- Born: Cherry Lou Maglasang December 30, 1982 (age 43) Ozamiz, Misamis Occidental, Philippines
- Occupation: Actress
- Years active: 1996–2020
- Agent: Star Magic (2001–2007)
- Spouse: Michael Agassi ​ ​(m. 2007; sep. 2019)​ Phytos Ramirez ​(m. 2024)​
- Children: 3

= Cherry Lou =

Filipino actress

Cherry Lou Maglasang - Kyriacou (born December 30, 1982) is a Filipino actress.

==Biography==
Born in Ozamiz City to mother Lucile Maglasang and Galileo Maglasang, both notable entrepreneurs in the area, she was the second of four sisters in her family. She started her career as a singer with her sister, Cherrie Gal Maglasang, and created a band, "The Cherries", releasing two albums together "A Taste of Love" and "Higit sa Buhay" in the late 1990s. After her sister got married, she ventured off to another career as an actress in ABS-CBN and became a member of Star Magic. There she met her husband, actor Micheal Agassi. Agassi and Lou married in 2007 and had 3 kids. The two separated in 2019. In September 2020, Lou reveals her relationship with actor Phytos Ramirez. The couple got married in 2024.

> **REQUIRED TASKS**:
1) According to the Cherry Lou biography, what led her to move from singing to an acting career?
2) Decide whether each statement agrees with the Cherry Lou biography, answering yes or no and quoting the words that settle it: (a) She was the eldest of four sisters. (b) The Cherries released two albums. (c) She and Michael Agassi separated in 2019.
3) Render this sentence from the Cherry Lou biography in Spanish: "After her sister got married, she ventured off to another career as an actress in ABS-CBN and became a member of Star Magic."

> **DATASET CONTENT**:
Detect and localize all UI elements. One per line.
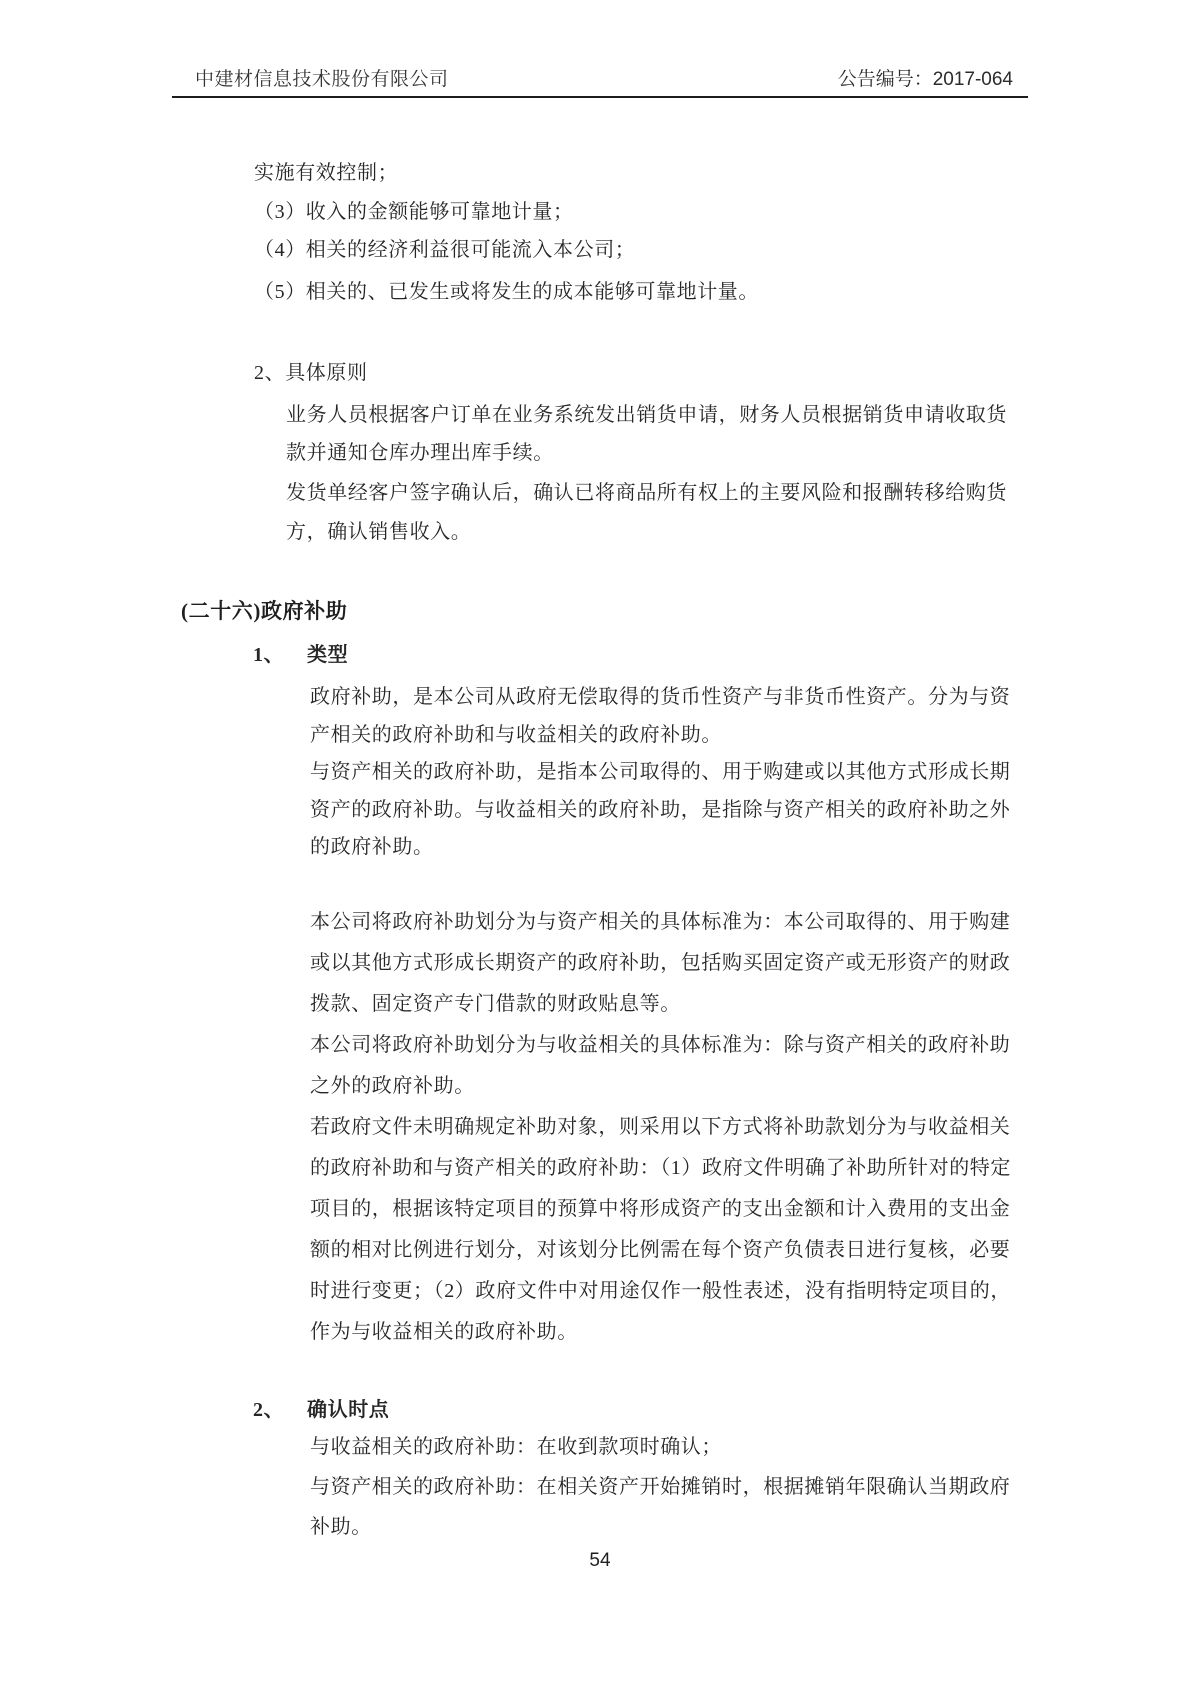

> **TASK RESULTS**:
1) She turned to acting after her sister, Cherrie Gal Maglasang, got married. That sister had been her partner in the band "The Cherries."

2)
(a) No: "she was the second of four sisters in her family"
(b) Yes: "releasing two albums together"
(c) Yes: "The two separated in 2019."

3) Después de que su hermana se casó, emprendió otra carrera como actriz en ABS-CBN y se convirtió en miembro de Star Magic.